_Passage shown_.
——————————
Gasket 11 is generally made of a flexible elastic material. While this is generally true of the entire gasket, it is particularly true for rings 11b and 11c. These two portions of the gasket must be sufficiently flexible to respond to the appropriate pressure differential. The elasticity required to achieve this deformation is a function of many parameters; such as, diameter of the gasket, length of ring 11b, exact pressure differential, and others. Whatever elasticity is used to accommodate these parameters is within the scope of this invention.
The first and second embodiment of this invention find particular utility with the filling machine disclosed in FIGS. 11 and 12. That filling machine comprises a carrousel type filling apparatus in which a plurality of cans are filled with carbonated liquid as the carrousal revolves around a central point. In this arrangement the cans are lifted by a lift cylinder into a filling position with respect to the apparatus without producing excessive endloading on the open end of the can. The cans are placed, by conventional means, on the lift cylinder which is aligned with and spaced from the valve used for filling the cans. In this disengaged position, the space between the top of the lift cylinder and the bottom of the filling valve is greater than the longitudinal length of the can. As the carrousal rotates the lift cylinder moves the can to be filled into an engaged position with the filling valve. The can fills as the carrousal rotates. After the cans are fully fluid filled, the lift cylinder retracts and allows the can to disengage from the filling valve. Upon disengagement, the can, full of carbonated liquid, is removed from the cylinder by conventional means and an empty can to be filled takes its place on the lift cylinder.
——————————
Dataset excerpt:

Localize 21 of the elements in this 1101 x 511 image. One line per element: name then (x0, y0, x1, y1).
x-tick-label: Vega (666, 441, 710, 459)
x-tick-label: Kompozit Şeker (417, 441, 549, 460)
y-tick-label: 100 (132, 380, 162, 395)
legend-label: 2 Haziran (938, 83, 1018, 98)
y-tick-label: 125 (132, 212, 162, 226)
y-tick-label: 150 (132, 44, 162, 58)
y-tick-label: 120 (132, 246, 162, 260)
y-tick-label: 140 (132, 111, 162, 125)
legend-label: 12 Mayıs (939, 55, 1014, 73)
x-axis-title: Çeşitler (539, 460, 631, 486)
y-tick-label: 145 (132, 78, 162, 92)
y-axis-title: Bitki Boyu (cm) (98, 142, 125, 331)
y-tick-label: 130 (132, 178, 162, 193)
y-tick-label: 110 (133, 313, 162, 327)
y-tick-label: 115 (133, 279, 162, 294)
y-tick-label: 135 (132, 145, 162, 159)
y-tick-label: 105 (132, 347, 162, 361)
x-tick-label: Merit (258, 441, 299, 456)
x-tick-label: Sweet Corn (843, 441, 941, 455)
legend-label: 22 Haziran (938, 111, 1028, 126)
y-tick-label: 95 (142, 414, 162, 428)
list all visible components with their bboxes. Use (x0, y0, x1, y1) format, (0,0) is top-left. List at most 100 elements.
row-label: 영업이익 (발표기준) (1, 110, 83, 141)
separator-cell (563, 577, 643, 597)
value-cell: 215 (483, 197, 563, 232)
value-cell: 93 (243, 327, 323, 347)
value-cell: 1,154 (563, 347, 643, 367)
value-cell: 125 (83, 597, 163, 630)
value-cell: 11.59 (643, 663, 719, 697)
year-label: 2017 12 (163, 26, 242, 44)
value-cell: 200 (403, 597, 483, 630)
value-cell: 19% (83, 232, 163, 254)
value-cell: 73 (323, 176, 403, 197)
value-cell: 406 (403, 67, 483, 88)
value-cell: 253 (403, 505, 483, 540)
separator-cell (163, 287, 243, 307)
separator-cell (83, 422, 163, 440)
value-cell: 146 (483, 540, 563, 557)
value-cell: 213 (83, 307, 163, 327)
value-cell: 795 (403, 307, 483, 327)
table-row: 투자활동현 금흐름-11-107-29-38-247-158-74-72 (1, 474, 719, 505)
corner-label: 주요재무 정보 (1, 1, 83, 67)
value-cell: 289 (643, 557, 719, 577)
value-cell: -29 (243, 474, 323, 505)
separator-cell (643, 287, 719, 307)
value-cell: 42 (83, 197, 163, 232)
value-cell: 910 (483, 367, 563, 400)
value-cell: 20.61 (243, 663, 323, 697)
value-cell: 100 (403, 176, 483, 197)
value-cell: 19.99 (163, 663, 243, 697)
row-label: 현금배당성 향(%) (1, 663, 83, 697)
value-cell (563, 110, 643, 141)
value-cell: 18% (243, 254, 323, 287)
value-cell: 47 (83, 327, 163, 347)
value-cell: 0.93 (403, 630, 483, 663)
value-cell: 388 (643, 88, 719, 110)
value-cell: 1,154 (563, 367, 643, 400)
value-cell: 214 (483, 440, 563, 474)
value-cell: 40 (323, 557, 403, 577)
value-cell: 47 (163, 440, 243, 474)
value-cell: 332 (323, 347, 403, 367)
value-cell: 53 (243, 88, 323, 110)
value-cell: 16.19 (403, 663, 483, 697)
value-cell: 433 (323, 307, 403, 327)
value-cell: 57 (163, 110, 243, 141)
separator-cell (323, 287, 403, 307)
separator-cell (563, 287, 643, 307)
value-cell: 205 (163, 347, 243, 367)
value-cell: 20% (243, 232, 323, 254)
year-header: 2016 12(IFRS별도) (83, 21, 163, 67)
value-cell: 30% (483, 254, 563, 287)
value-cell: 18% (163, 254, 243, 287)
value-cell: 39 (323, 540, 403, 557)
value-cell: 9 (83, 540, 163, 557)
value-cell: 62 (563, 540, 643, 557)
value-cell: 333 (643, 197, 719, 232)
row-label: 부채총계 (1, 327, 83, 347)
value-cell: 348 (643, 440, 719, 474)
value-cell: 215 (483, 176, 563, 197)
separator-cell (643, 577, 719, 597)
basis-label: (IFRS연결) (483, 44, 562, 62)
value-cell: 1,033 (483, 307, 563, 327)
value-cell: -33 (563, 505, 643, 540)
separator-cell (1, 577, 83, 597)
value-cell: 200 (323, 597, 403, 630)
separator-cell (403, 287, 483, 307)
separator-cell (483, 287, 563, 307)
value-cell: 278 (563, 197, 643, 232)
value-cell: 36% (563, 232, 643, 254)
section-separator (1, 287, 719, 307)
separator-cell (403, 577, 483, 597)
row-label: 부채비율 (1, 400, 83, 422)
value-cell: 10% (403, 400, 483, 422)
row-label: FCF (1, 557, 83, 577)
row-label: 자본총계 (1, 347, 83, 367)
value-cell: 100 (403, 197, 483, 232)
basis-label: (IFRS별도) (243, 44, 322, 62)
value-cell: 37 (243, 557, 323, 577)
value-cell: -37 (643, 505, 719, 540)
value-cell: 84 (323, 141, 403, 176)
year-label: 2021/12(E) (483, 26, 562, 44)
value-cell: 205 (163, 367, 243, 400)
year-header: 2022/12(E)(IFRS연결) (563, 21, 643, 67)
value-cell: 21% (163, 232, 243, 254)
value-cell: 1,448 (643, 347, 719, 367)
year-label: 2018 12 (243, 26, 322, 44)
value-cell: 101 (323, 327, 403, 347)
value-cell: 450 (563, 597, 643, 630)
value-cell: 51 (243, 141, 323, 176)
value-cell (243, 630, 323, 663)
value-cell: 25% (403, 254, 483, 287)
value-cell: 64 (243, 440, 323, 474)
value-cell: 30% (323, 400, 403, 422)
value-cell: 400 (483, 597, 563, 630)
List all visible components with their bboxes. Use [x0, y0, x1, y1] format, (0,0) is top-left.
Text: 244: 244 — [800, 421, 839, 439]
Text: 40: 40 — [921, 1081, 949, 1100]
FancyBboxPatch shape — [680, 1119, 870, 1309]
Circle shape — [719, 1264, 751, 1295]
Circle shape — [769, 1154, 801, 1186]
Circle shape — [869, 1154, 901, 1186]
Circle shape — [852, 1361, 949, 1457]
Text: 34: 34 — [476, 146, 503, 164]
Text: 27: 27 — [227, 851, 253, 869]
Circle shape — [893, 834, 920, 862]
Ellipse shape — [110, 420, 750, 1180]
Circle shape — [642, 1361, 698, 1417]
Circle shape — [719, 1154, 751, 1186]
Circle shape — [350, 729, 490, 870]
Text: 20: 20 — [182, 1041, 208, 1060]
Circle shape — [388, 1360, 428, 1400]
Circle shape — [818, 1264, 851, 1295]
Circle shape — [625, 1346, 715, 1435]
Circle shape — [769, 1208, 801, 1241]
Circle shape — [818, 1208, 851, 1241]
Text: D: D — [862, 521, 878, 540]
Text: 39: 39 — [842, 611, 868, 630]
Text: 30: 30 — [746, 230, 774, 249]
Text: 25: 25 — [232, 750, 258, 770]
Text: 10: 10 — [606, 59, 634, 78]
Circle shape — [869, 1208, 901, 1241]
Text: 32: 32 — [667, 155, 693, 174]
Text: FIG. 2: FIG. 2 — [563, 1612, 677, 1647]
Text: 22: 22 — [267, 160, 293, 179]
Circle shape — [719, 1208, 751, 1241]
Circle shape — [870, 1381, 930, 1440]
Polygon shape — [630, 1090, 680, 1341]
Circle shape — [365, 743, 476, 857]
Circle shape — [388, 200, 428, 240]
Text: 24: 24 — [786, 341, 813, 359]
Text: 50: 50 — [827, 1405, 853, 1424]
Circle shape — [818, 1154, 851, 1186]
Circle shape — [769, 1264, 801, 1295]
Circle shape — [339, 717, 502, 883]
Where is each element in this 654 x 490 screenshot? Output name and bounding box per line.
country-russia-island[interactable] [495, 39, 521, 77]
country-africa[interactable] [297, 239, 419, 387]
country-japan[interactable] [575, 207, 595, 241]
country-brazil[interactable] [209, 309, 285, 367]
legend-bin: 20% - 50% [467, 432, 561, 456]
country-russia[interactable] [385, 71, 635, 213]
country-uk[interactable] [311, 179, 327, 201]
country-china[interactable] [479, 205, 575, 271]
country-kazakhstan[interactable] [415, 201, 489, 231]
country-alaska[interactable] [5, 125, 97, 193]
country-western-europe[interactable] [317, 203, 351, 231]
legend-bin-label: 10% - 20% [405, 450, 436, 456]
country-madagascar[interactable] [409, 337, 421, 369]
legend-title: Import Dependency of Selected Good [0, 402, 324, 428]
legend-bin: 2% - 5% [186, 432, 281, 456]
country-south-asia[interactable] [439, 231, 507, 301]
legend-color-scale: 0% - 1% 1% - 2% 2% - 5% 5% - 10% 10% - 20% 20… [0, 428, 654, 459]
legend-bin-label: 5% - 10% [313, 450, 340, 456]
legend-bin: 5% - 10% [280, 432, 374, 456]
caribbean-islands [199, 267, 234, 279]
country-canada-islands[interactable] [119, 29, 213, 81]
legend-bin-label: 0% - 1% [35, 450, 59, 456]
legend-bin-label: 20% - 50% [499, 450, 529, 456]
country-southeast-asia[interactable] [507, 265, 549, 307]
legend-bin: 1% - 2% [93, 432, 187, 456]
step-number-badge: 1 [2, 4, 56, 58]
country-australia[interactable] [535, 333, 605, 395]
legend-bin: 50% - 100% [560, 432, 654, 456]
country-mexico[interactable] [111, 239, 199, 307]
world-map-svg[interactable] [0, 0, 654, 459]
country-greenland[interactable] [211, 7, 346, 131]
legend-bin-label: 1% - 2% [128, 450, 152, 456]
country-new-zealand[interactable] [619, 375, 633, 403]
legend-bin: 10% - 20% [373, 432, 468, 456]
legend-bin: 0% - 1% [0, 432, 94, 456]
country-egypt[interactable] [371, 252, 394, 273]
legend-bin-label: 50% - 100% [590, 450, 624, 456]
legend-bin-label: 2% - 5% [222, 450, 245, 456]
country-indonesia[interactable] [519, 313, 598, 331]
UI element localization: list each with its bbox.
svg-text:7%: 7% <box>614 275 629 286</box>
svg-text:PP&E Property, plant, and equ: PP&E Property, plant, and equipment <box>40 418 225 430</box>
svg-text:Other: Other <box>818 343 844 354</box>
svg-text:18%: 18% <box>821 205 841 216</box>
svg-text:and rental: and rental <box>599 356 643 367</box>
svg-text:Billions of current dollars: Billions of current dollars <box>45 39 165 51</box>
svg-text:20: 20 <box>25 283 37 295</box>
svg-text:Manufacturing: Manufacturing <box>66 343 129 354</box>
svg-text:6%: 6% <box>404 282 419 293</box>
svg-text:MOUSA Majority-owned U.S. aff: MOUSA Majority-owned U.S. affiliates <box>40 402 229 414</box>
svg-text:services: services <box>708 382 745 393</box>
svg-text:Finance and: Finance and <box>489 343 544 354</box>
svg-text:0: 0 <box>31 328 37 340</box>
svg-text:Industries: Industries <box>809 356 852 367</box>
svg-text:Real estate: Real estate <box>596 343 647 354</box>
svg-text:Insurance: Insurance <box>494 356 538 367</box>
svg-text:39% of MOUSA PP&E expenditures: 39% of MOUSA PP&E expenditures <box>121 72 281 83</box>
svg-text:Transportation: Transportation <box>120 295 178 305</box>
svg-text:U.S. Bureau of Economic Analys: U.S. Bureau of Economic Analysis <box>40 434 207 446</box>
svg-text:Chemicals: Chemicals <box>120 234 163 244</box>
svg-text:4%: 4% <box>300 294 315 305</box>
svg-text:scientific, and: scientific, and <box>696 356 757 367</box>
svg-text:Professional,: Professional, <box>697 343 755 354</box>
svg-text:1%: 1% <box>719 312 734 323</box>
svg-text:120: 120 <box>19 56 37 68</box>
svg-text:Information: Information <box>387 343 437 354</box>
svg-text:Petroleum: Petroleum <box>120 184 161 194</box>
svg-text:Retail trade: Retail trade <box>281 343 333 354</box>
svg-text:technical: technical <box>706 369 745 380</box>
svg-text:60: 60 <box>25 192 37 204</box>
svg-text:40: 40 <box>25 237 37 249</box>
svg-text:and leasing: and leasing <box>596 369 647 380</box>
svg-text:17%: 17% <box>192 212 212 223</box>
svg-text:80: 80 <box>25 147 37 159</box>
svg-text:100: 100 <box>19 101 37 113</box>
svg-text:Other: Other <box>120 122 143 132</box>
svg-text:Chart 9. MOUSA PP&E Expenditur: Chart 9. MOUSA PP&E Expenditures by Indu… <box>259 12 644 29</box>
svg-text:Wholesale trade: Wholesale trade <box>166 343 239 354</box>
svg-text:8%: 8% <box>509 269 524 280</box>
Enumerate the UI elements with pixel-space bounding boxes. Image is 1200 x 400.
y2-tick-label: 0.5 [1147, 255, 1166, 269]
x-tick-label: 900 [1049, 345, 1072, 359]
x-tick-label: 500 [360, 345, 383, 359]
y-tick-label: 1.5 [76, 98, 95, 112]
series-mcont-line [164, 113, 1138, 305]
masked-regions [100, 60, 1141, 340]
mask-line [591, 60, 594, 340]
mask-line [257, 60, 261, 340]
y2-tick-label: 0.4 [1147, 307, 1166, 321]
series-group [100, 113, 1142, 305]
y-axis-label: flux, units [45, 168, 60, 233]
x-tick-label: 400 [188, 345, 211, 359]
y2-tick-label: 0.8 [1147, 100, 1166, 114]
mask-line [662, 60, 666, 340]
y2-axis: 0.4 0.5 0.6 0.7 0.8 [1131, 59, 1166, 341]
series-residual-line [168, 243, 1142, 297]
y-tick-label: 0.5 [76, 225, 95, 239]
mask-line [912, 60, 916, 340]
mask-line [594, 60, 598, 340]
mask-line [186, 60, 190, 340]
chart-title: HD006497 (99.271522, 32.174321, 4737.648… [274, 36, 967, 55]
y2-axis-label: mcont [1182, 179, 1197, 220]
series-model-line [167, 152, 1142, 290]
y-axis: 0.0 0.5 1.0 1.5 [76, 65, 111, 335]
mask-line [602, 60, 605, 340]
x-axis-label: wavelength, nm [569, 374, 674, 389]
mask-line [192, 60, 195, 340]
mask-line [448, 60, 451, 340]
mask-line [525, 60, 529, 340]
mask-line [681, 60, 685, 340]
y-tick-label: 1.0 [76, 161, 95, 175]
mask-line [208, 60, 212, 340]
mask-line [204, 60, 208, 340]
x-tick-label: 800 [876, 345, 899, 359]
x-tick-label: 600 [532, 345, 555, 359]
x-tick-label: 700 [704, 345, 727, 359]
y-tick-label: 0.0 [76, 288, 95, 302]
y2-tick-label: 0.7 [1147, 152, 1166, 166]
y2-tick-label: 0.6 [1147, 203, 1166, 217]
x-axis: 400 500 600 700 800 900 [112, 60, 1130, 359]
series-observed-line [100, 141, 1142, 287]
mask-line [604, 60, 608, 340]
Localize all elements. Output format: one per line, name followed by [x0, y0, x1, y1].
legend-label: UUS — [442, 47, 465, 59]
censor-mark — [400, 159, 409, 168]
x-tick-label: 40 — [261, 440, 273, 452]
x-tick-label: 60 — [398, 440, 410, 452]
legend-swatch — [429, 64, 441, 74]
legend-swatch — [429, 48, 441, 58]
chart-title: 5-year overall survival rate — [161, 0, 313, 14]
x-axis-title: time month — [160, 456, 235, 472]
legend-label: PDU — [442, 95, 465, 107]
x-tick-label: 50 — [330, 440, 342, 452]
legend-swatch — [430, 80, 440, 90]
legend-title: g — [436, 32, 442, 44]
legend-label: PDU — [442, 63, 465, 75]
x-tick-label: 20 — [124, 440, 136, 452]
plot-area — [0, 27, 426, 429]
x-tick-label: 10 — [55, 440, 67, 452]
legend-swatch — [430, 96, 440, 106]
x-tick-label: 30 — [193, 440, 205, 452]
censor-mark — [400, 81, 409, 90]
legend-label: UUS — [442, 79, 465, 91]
——————————
_Set problem_.
In the patent passage, how does the space between the top of the lift cylinder and the bottom of the filling valve compare with the can in the disengaged position? The rows are not needed for the task.

_Completed exercise_.
It is greater than the longitudinal length of the can.